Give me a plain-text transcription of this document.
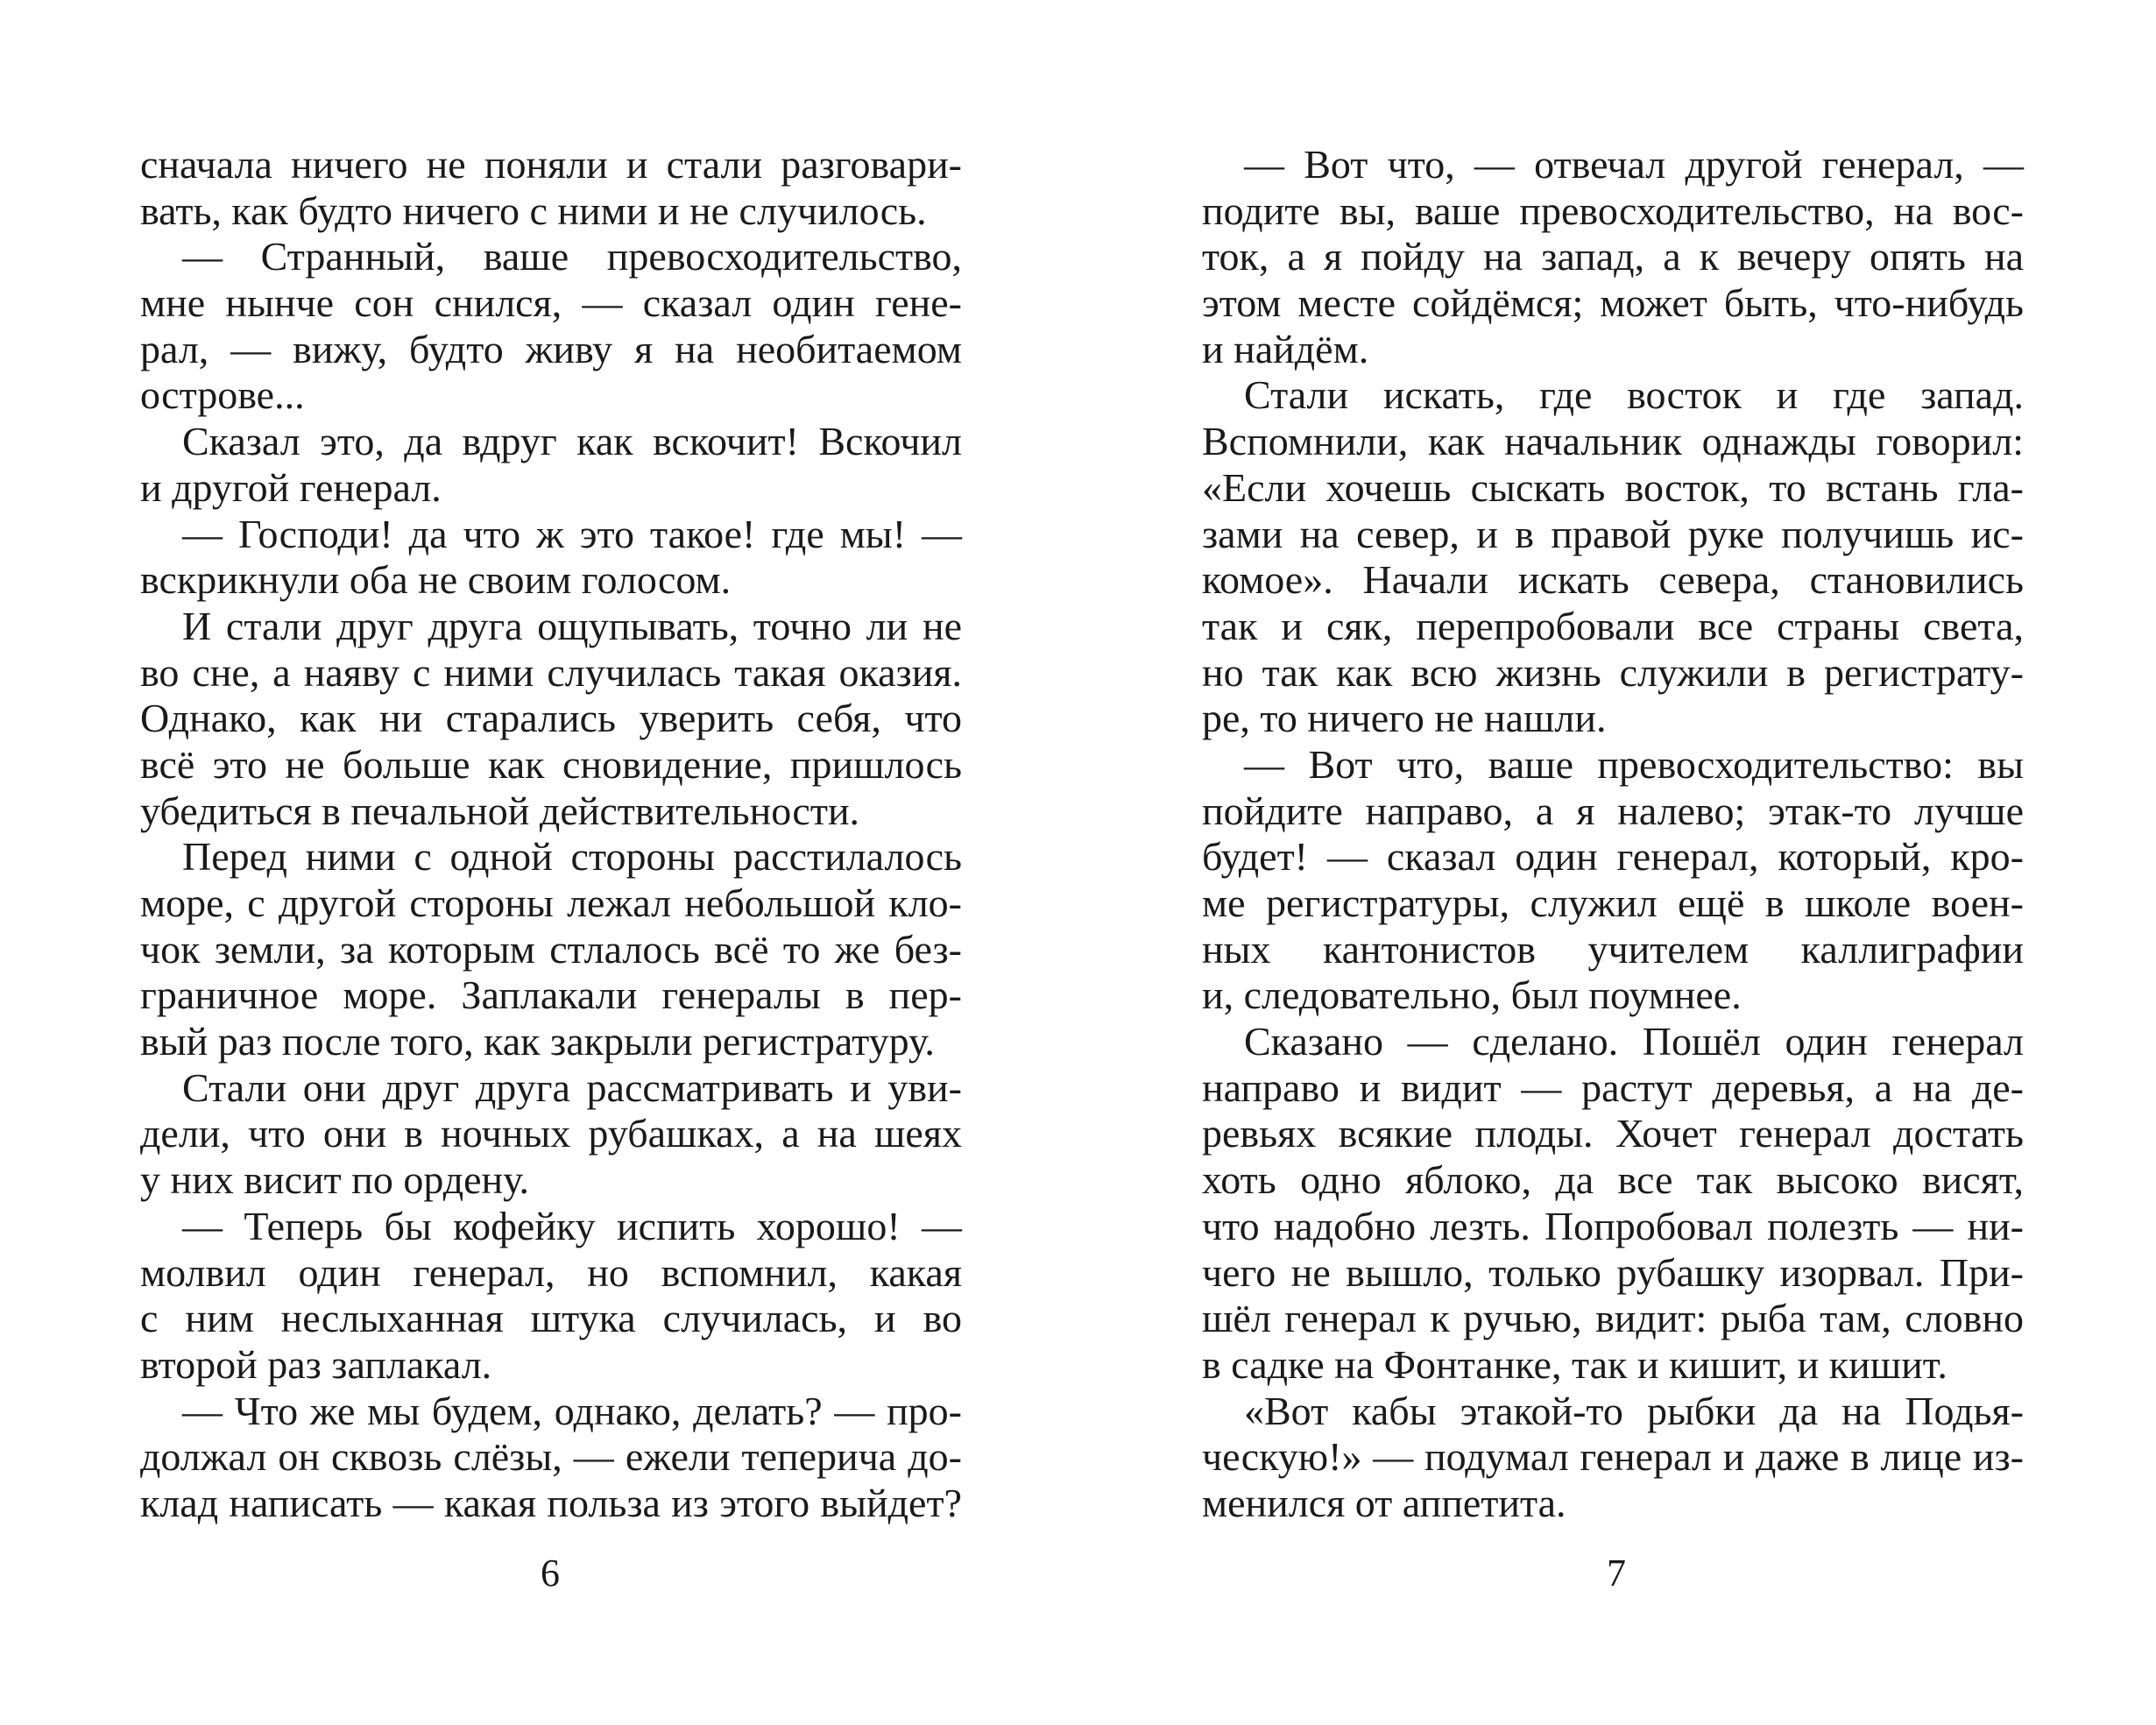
сначала ничего не поняли и стали разговари-
вать, как будто ничего с ними и не случилось.
— Странный, ваше превосходительство,
мне нынче сон снился, — сказал один гене-
рал, — вижу, будто живу я на необитаемом
острове...
Сказал это, да вдруг как вскочит! Вскочил
и другой генерал.
— Господи! да что ж это такое! где мы! —
вскрикнули оба не своим голосом.
И стали друг друга ощупывать, точно ли не
во сне, а наяву с ними случилась такая оказия.
Однако, как ни старались уверить себя, что
всё это не больше как сновидение, пришлось
убедиться в печальной действительности.
Перед ними с одной стороны расстилалось
море, с другой стороны лежал небольшой кло-
чок земли, за которым стлалось всё то же без-
граничное море. Заплакали генералы в пер-
вый раз после того, как закрыли регистратуру.
Стали они друг друга рассматривать и уви-
дели, что они в ночных рубашках, а на шеях
у них висит по ордену.
— Теперь бы кофейку испить хорошо! —
молвил один генерал, но вспомнил, какая
с ним неслыханная штука случилась, и во
второй раз заплакал.
— Что же мы будем, однако, делать? — про-
должал он сквозь слёзы, — ежели теперича до-
клад написать — какая польза из этого выйдет?
6
— Вот что, — отвечал другой генерал, —
подите вы, ваше превосходительство, на вос-
ток, а я пойду на запад, а к вечеру опять на
этом месте сойдёмся; может быть, что-нибудь
и найдём.
Стали искать, где восток и где запад.
Вспомнили, как начальник однажды говорил:
«Если хочешь сыскать восток, то встань гла-
зами на север, и в правой руке получишь ис-
комое». Начали искать севера, становились
так и сяк, перепробовали все страны света,
но так как всю жизнь служили в регистрату-
ре, то ничего не нашли.
— Вот что, ваше превосходительство: вы
пойдите направо, а я налево; этак-то лучше
будет! — сказал один генерал, который, кро-
ме регистратуры, служил ещё в школе воен-
ных кантонистов учителем каллиграфии
и, следовательно, был поумнее.
Сказано — сделано. Пошёл один генерал
направо и видит — растут деревья, а на де-
ревьях всякие плоды. Хочет генерал достать
хоть одно яблоко, да все так высоко висят,
что надобно лезть. Попробовал полезть — ни-
чего не вышло, только рубашку изорвал. При-
шёл генерал к ручью, видит: рыба там, словно
в садке на Фонтанке, так и кишит, и кишит.
«Вот кабы этакой-то рыбки да на Подья-
ческую!» — подумал генерал и даже в лице из-
менился от аппетита.
7
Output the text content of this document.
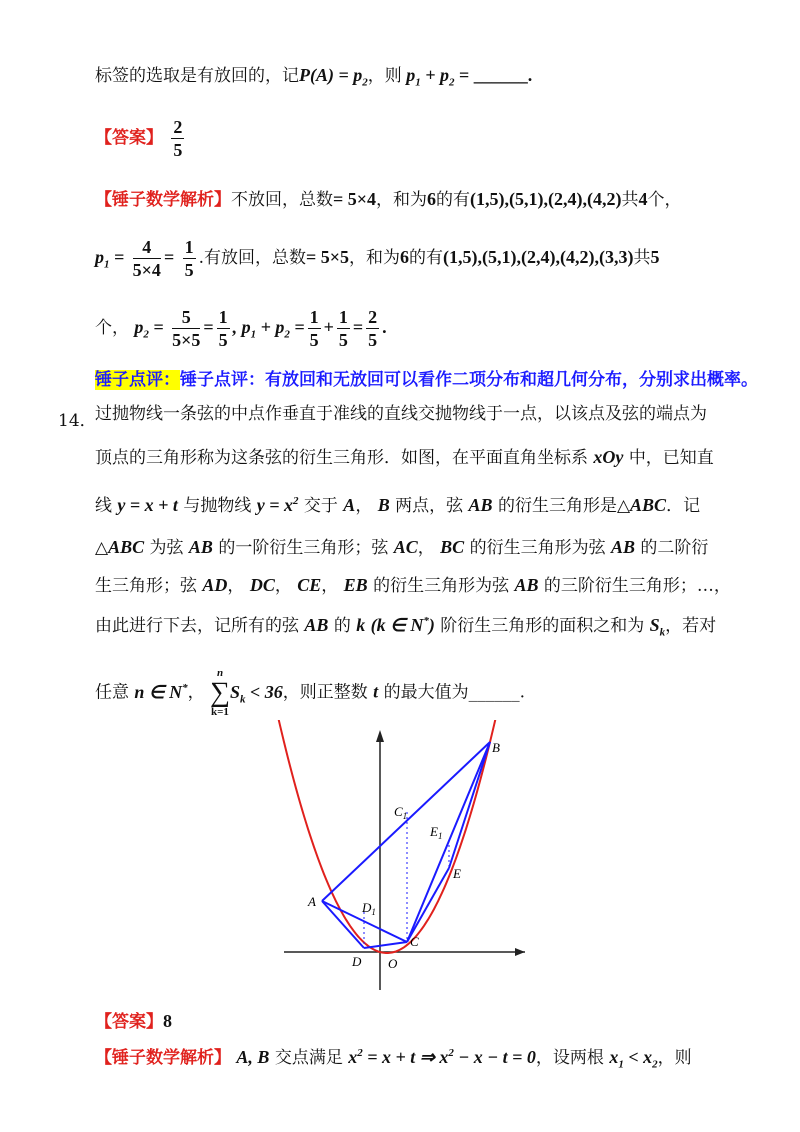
标签的选取是有放回的，记$P(A) = p_2$，则 $p_1 + p_2$ = ______.
【答案】 $\frac{2}{5}$
【锤子数学解析】不放回，总数= 5×4，和为6的有(1,5),(5,1),(2,4),(4,2)共4个，
$p_1 = \frac{4}{5\times 4} = \frac{1}{5}$ .有放回，总数= 5×5，和为6的有(1,5),(5,1),(2,4),(4,2),(3,3)共5
个， $p_2 = \frac{5}{5\times 5} = \frac{1}{5}$ , $p_1 + p_2 = \frac{1}{5} + \frac{1}{5} = \frac{2}{5}$ .
锤子点评：锤子点评：有放回和无放回可以看作二项分布和超几何分布，分别求出概率。
14．
过抛物线一条弦的中点作垂直于准线的直线交抛物线于一点，以该点及弦的端点为
顶点的三角形称为这条弦的衍生三角形．如图，在平面直角坐标系 xOy 中，已知直
线 y = x + t 与抛物线 $y = x^2$ 交于 A， B 两点，弦 AB 的衍生三角形是△ABC．记
△ABC 为弦 AB 的一阶衍生三角形；弦 AC， BC 的衍生三角形为弦 AB 的二阶衍
生三角形；弦 AD， DC， CE， EB 的衍生三角形为弦 AB 的三阶衍生三角形；…，
由此进行下去，记所有的弦 AB 的 k (k ∈ N*) 阶衍生三角形的面积之和为 $S_k$，若对
任意 n ∈ N*，
n
∑
k=1
$S_k < 36$，则正整数 t 的最大值为______.
A
B
C
D
E
O
$C_1$
$D_1$
$E_1$
【答案】8
【锤子数学解析】 A, B 交点满足 $x^2 = x + t$ ⇒ $x^2 - x - t = 0$，设两根 $x_1 < x_2$，则
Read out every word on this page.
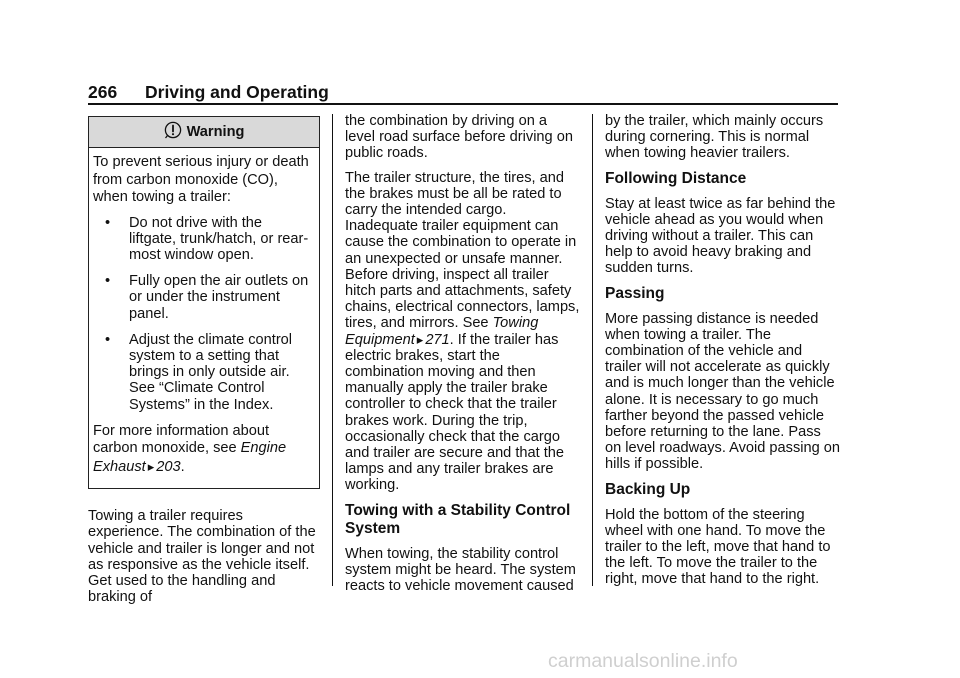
266 Driving and Operating
Warning

To prevent serious injury or death from carbon monoxide (CO), when towing a trailer:

• Do not drive with the liftgate, trunk/hatch, or rear-most window open.
• Fully open the air outlets on or under the instrument panel.
• Adjust the climate control system to a setting that brings in only outside air. See “Climate Control Systems” in the Index.

For more information about carbon monoxide, see Engine Exhaust ▸ 203.

Towing a trailer requires experience. The combination of the vehicle and trailer is longer and not as responsive as the vehicle itself. Get used to the handling and braking of

the combination by driving on a level road surface before driving on public roads.

The trailer structure, the tires, and the brakes must be all be rated to carry the intended cargo. Inadequate trailer equipment can cause the combination to operate in an unexpected or unsafe manner. Before driving, inspect all trailer hitch parts and attachments, safety chains, electrical connectors, lamps, tires, and mirrors. See Towing Equipment ▸ 271. If the trailer has electric brakes, start the combination moving and then manually apply the trailer brake controller to check that the trailer brakes work. During the trip, occasionally check that the cargo and trailer are secure and that the lamps and any trailer brakes are working.

Towing with a Stability Control System

When towing, the stability control system might be heard. The system reacts to vehicle movement caused

by the trailer, which mainly occurs during cornering. This is normal when towing heavier trailers.

Following Distance

Stay at least twice as far behind the vehicle ahead as you would when driving without a trailer. This can help to avoid heavy braking and sudden turns.

Passing

More passing distance is needed when towing a trailer. The combination of the vehicle and trailer will not accelerate as quickly and is much longer than the vehicle alone. It is necessary to go much farther beyond the passed vehicle before returning to the lane. Pass on level roadways. Avoid passing on hills if possible.

Backing Up

Hold the bottom of the steering wheel with one hand. To move the trailer to the left, move that hand to the left. To move the trailer to the right, move that hand to the right.

carmanualsonline.info
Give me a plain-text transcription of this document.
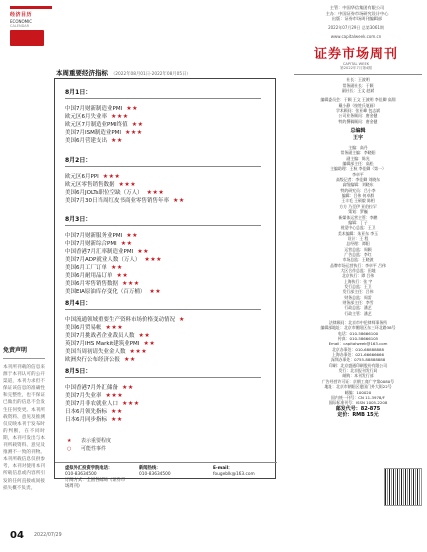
经济目历
ECONOMIC
CALENDAR
免责声明
本刊所刊载的信息来源于本刊认可的公开渠道，本刊力求但不保证该信息的准确性和完整性，也不保证已做出的信息不会发生任何变更。本刊所载资料、意见及推测仅反映本刊于发布时的判断，在不同时期，本刊可发出与本刊所载资料、意见及推测不一致的刊物。本刊所载信息仅供参考，本刊对使用本刊所载信息或内容所引发的任何直接或间接损失概不负责。
本周重要经济指标 （2022年08月01日-2022年08月05日）
8月1日：
中国7月财新制造业PMI ★★
欧元区6月失业率 ★★★
欧元区7月制造业PMI终值 ★★
美国7月ISM制造业PMI ★★★
美国6月营建支出 ★★
8月2日：
欧元区6月PPI ★★★
欧元区零售销售数据 ★★★
美国6月JOLTs职位空缺（万人） ★★★
美国7月30日当周红皮书商业零售销售年率 ★★
8月3日：
中国7月财新服务业PMI ★★
中国7月财新综合PMI ★★
中国香港7月汇率制造业PMI ★★
美国7月ADP就业人数（万人） ★★★
美国6月工厂订单 ★★
美国6月耐用品订单 ★★
美国6月零售销售数据 ★★★
美国EIA原油库存变化（百万桶） ★★
8月4日：
中国流通领域重要生产资料市场价格变动情况 ★
美国6月贸易帐 ★★★
美国7月挑战者企业裁员人数 ★★
英国7月IHS Markit建筑业PMI ★★
美国当周初请失业金人数 ★★★
欧洲央行公布经济公报 ★★
8月5日：
中国香港7月外汇储备 ★★
美国7月失业率 ★★★
美国7月非农就业人口 ★★★
日本6月领先指标 ★★
日本6月同步指标 ★★
★ 表示重要程度
○ 可能性事件
虚拟外汇投资学院电话：
010-83634500
订阅方式：全国各邮局《证券市场周刊》
新闻热线：
010-83634500
E-mail：
fougeblk@163.com
主管：中国华信集团有限公司
主办：中国证券市场研究设计中心
出版：证券市场周刊编辑部
2022年07月29日 总第3061期
www.capitalweek.com.cn
证券市场周刊
CAPITAL WEEK
第2022年7月第4期
社长：王波明
常务副社长：于颖
副社长：王文 赵斌
编辑委员会：于颖 王文 王波明 李佳卿 高翔
戴小静（按姓氏笔画）
学术顾问：张亚峰 包志斌
公司业务顾问：唐金健
特约撰稿顾问：唐金健
总编辑
王宇
主编：高丹
常务副主编：李晓阳
副主编：陈光
编辑部主任：高松
主编助理：王秋 李佳卿（第一）
李卓平
高级记者：李佳卿 刘晓东
高级编辑：刘晓东
特约研究员：吕小李
编辑：吕伟 何卓群
王丰毛 王硕毅 陈相
方方 乃至伊 亚伯拉罕
策划：罗巍
新媒体运营主管：李鹏
编辑：丁子
视觉中心总监：王卫
美术编辑：朱亚东 李玉
设计：王 程
总经理：谭阳
运营总监：周颖
广告总监：李红
市场总监：王晓波
品牌市场运营执行：李卓平 吕伟
大区合作总监：田地
北京执行：谭 吕伟
上海执行：张 宇
发行总监：王卫
发行部主任：吕伟
财务总监：周雷
财务部主任：李雪
行政总监：潘艺
行政主管：潘艺
法律顾问：北京市中伦律师事务所
编辑部地址：北京市朝阳区东三环北路38号
电话：010-58666100
传真：010-58666105
Email：capitalweek@163.com
北京办事处：010-68888888
上海办事处：021-66666666
深圳办事处：0755-88888888
印刷：北京盛通印刷股份有限公司
发行：北京报刊发行局
邮购：本刊发行部
广告经营许可证：京朝工商广字第0080号
地址：北京市朝阳区建国门外大街22号
邮编：100020
国内统一刊号：CN 11-3978/F
国际标准刊号：ISSN 1005-2208
邮发代号：82-875
定价：RMB 15元
04 2022/07/29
^^^^
_Stated task_
Look through the data and show every line containing "level".

_Task response_
the combination by driving on a level road surface before driving on public roads.
More passing distance is needed when towing a trailer. The combination of the vehicle and trailer will not accelerate as quickly and is much longer than the vehicle alone. It is necessary to go much farther beyond the passed vehicle before returning to the lane. Pass on level roadways. Avoid passing on hills if possible.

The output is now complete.